Short task 1 |
Duplicate the records line for line, starting at the first line of the records and ending at the line containing "share-icon: [890, 722, 940, 780]".

#### Page ####

| Project Detail |
The engineering analysis of geotechnical structures such as building foundations, tunnels or embankments, is usually made assuming that the soil acts as a continuous material, as if it were, for example, a metal. The tests that we carry out to characterise soil therefore utilise samples that have a representative number of particles, often millions, within them. The problem with this approach is that the soil behaviour is extremely complex, much more so than most other materials, resulting from the soil actually consisting of discrete particles with water filled voids between, and also the fact that these particles have a natural rather than man made origin, which can affect their shape, strength and arrangement. The extreme complexity of the equations we might use to characterise soil then means that our research understanding of soil behaviour is rarely fully implemented in engineering design.
In recent years increased computing power has led to the increasing use of discrete approaches in the analysis of soils, in which individual soil particles are modelled. In such an analysis it is important to model accurately the key characteristics of the particles that will influence the overall behaviour of the soil mass; their shapes, strengths, the arrangement that they have relative to each other and how they behave when they touch. Advances have been made in all of these areas, with the exception of the particle contact behaviour, which in recent years has been the special interest of Professor Coop, who has developed a new apparatus with which to investigate this aspect.

#### The data ####

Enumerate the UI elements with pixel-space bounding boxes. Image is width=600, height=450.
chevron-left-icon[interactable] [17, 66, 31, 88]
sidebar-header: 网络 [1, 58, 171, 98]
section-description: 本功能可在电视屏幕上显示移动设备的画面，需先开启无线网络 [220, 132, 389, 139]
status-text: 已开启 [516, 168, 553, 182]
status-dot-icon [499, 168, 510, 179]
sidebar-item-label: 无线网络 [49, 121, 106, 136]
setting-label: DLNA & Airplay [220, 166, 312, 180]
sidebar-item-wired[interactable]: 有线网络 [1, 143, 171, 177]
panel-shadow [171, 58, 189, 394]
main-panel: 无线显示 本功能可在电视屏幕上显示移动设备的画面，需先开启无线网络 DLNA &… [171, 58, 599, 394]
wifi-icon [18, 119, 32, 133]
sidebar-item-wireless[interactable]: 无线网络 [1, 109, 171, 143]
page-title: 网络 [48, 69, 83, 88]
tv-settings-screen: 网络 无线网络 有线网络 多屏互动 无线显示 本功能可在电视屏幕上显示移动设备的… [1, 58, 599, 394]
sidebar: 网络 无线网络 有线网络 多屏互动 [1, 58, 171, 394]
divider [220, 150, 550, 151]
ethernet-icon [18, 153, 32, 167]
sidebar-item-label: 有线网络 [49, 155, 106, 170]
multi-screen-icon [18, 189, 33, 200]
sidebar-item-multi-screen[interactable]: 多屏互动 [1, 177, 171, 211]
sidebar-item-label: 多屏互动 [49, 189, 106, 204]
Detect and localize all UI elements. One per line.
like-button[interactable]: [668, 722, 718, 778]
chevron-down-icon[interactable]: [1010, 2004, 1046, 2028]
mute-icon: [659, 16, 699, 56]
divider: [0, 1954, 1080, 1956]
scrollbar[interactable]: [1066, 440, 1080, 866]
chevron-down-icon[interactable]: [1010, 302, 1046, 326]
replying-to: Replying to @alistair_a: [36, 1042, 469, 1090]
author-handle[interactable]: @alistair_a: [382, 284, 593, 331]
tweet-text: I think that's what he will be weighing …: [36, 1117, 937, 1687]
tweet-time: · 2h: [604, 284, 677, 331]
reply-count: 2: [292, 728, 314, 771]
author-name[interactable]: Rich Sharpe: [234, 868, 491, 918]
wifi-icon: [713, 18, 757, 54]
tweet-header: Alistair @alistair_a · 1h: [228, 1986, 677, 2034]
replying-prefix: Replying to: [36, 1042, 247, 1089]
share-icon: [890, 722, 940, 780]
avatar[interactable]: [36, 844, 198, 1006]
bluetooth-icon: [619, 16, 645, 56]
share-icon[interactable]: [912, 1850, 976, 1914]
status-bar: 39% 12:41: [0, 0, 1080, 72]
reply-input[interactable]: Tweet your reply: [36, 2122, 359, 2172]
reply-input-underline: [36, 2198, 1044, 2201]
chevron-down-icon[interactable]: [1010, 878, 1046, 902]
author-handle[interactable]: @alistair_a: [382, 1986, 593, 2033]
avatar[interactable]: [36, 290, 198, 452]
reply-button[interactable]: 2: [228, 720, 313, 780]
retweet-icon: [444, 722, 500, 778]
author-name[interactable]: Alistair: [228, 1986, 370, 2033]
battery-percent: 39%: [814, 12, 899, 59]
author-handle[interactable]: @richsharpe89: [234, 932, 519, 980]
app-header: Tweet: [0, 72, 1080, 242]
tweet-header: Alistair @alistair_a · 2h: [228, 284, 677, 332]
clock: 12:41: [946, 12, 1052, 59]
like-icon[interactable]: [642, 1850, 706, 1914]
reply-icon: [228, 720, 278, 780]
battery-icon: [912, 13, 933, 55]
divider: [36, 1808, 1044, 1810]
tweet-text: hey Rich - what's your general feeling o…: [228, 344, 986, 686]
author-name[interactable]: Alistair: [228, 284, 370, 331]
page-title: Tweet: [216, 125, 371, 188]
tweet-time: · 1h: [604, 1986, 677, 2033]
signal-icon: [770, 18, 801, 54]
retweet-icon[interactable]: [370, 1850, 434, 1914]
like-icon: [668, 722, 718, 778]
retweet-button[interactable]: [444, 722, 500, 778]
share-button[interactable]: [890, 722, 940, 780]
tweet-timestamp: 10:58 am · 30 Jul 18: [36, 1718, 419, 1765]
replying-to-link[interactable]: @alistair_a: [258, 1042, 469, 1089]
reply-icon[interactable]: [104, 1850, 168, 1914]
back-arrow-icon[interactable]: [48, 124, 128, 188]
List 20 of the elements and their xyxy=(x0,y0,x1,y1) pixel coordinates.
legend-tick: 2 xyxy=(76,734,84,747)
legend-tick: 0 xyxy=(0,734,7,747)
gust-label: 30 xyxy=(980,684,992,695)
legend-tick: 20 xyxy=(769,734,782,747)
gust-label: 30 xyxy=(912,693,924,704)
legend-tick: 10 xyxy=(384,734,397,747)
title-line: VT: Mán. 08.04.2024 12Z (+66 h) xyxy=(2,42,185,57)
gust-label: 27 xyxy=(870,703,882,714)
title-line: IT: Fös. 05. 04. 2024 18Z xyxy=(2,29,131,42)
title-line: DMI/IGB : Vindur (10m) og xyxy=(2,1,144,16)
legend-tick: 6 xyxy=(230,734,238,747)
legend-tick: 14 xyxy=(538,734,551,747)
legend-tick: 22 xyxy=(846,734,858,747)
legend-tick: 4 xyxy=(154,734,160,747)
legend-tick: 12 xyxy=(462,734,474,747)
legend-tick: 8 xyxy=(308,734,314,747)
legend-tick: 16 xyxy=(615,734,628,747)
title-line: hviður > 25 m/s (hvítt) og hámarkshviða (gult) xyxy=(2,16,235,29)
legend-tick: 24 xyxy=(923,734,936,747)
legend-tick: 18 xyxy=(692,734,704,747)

####

Short task 2 |
According to the project detail text, why is research understanding of soil behavior rarely fully implemented in engineering design?

Answer 1 |
Enumerate the UI elements with pixel-space bounding boxes. Image is width=600, height=450.
chevron-left-icon[interactable] [17, 66, 31, 88]
sidebar-header: 网络 [1, 58, 171, 98]
section-description: 本功能可在电视屏幕上显示移动设备的画面，需先开启无线网络 [220, 132, 389, 139]
status-text: 已开启 [516, 168, 553, 182]
status-dot-icon [499, 168, 510, 179]
sidebar-item-label: 无线网络 [49, 121, 106, 136]
setting-label: DLNA & Airplay [220, 166, 312, 180]
sidebar-item-wired[interactable]: 有线网络 [1, 143, 171, 177]
panel-shadow [171, 58, 189, 394]
main-panel: 无线显示 本功能可在电视屏幕上显示移动设备的画面，需先开启无线网络 DLNA &… [171, 58, 599, 394]
wifi-icon [18, 119, 32, 133]
sidebar-item-wireless[interactable]: 无线网络 [1, 109, 171, 143]
page-title: 网络 [48, 69, 83, 88]
tv-settings-screen: 网络 无线网络 有线网络 多屏互动 无线显示 本功能可在电视屏幕上显示移动设备的… [1, 58, 599, 394]
sidebar: 网络 无线网络 有线网络 多屏互动 [1, 58, 171, 394]
divider [220, 150, 550, 151]
ethernet-icon [18, 153, 32, 167]
sidebar-item-label: 有线网络 [49, 155, 106, 170]
multi-screen-icon [18, 189, 33, 200]
sidebar-item-multi-screen[interactable]: 多屏互动 [1, 177, 171, 211]
sidebar-item-label: 多屏互动 [49, 189, 106, 204]
Detect and localize all UI elements. One per line.
like-button[interactable]: [668, 722, 718, 778]
chevron-down-icon[interactable]: [1010, 2004, 1046, 2028]
mute-icon: [659, 16, 699, 56]
divider: [0, 1954, 1080, 1956]
scrollbar[interactable]: [1066, 440, 1080, 866]
chevron-down-icon[interactable]: [1010, 302, 1046, 326]
replying-to: Replying to @alistair_a: [36, 1042, 469, 1090]
author-handle[interactable]: @alistair_a: [382, 284, 593, 331]
tweet-text: I think that's what he will be weighing …: [36, 1117, 937, 1687]
tweet-time: · 2h: [604, 284, 677, 331]
reply-count: 2: [292, 728, 314, 771]
author-name[interactable]: Rich Sharpe: [234, 868, 491, 918]
wifi-icon: [713, 18, 757, 54]
tweet-header: Alistair @alistair_a · 1h: [228, 1986, 677, 2034]
replying-prefix: Replying to: [36, 1042, 247, 1089]
share-icon: [890, 722, 940, 780]

Answer 2 |
The equations that might be used to characterize soil are extremely complex. That complexity comes from soil consisting of discrete particles with water-filled voids between them. It also comes from the particles' natural origin, which can affect their shape, strength and arrangement.